##### ROWS #####
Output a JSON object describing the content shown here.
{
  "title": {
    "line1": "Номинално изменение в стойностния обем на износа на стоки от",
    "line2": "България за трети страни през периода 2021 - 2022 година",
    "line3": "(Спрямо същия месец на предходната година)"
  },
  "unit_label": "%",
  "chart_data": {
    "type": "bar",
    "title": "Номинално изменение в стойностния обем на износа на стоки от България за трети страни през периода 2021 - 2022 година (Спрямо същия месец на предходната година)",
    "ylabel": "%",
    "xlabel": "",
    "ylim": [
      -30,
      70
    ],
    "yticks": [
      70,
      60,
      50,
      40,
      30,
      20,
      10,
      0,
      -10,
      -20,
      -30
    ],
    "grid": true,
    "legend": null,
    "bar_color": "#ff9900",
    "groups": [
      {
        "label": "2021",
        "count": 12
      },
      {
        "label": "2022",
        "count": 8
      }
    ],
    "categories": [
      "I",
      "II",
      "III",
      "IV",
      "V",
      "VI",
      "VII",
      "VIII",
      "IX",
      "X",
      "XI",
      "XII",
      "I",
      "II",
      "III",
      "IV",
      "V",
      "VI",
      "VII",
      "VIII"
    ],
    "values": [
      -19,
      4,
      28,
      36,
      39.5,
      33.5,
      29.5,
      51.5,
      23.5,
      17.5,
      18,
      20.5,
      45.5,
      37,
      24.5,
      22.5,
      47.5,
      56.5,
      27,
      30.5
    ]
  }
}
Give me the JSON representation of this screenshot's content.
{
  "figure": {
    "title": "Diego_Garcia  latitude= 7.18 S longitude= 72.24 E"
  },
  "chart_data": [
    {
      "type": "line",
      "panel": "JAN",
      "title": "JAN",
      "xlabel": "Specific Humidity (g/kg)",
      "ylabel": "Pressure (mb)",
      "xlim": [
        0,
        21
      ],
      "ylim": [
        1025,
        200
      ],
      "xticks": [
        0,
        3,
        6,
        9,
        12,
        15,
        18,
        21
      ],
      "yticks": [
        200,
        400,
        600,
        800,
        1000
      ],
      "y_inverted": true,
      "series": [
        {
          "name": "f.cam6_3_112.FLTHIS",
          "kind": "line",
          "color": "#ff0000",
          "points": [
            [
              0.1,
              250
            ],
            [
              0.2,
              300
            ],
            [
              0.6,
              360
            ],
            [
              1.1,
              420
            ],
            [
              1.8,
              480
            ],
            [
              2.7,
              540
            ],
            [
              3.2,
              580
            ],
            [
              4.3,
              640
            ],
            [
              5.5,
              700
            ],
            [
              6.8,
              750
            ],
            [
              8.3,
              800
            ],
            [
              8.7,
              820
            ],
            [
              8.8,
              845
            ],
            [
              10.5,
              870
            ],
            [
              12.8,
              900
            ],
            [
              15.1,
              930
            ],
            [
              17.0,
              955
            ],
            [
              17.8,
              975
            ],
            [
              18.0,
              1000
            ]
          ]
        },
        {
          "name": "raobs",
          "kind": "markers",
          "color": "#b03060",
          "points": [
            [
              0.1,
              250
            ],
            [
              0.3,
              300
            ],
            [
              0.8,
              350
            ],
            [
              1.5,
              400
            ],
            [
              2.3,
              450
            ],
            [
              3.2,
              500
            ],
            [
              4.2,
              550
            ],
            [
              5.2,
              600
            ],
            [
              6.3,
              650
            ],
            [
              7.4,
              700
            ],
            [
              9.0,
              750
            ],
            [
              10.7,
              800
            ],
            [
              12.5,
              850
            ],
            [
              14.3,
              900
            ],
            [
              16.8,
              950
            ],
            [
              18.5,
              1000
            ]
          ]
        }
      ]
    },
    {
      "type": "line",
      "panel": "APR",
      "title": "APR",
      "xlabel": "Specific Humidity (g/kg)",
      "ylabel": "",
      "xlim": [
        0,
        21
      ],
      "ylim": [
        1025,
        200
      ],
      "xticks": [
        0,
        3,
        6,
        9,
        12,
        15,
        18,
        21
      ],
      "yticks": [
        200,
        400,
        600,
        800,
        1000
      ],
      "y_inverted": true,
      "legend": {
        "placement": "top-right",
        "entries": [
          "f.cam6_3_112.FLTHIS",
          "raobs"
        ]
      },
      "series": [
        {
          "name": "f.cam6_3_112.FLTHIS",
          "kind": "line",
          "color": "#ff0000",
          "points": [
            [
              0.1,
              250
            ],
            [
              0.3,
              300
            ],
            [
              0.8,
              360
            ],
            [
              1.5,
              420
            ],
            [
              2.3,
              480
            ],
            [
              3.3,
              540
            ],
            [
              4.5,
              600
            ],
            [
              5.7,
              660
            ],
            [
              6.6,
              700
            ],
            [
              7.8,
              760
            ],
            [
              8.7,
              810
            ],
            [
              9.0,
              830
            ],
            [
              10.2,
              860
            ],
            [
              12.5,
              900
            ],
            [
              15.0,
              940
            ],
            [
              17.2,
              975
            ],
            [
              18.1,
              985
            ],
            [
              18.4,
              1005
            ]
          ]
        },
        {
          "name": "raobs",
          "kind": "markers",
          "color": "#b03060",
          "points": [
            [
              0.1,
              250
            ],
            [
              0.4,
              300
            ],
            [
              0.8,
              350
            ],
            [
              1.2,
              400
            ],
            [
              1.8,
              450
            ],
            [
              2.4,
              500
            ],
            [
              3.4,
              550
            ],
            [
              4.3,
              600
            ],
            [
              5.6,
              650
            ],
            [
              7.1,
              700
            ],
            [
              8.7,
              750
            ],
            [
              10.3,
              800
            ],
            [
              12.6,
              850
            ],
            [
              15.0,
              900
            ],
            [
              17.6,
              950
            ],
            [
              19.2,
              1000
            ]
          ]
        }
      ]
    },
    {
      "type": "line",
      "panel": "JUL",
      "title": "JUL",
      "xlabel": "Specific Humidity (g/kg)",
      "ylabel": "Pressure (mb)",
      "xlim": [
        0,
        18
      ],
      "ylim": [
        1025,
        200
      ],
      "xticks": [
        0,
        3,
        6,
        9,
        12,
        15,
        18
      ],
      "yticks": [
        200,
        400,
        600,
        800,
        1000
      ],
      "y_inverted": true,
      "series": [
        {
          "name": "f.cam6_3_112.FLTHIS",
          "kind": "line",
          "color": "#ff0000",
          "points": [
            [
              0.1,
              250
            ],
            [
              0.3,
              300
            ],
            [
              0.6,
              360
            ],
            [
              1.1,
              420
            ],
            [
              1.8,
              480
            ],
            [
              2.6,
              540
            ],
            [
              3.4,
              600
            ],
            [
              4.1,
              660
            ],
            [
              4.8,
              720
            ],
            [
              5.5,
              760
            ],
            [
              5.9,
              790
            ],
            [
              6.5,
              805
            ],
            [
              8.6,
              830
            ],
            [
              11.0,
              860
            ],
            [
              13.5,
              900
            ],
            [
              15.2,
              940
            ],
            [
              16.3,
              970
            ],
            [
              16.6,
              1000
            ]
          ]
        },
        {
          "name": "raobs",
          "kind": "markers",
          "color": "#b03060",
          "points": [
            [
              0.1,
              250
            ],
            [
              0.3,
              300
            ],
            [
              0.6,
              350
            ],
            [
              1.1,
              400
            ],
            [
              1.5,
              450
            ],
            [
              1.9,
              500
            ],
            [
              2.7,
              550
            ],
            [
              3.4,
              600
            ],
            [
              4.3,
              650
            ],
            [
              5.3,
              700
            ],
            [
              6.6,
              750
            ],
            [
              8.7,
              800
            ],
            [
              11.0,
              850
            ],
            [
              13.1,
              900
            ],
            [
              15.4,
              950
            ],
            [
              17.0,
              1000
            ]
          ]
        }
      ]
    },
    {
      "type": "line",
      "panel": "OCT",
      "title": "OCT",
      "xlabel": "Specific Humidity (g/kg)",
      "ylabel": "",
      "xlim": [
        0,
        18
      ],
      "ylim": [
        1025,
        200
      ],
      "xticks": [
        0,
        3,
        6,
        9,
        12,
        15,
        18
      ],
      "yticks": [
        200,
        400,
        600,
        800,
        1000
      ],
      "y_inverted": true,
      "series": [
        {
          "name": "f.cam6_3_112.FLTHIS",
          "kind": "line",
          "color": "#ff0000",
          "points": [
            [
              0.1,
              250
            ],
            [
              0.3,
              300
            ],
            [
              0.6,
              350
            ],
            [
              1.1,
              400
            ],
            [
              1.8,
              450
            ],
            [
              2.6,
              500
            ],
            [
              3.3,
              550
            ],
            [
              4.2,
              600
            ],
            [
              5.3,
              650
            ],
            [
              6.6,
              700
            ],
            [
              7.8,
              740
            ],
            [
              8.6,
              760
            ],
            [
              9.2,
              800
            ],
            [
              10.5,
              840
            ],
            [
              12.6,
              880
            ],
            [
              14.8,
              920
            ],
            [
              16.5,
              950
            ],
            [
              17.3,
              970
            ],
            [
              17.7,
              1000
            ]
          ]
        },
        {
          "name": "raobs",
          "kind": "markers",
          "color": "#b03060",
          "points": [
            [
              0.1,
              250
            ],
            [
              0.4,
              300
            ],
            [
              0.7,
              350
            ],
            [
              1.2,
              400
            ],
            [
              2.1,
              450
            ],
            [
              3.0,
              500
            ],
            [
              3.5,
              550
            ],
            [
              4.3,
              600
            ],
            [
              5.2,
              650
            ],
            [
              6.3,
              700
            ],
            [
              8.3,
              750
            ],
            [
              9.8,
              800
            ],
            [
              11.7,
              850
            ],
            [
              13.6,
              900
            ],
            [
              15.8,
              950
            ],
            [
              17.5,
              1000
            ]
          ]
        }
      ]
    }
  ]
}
#####
EXERCISE BRIEF:
Check each line of the records above for the word "обем", then give the number of lines that have it, with no other words.

SOLUTION TO THIS EXERCISE:
2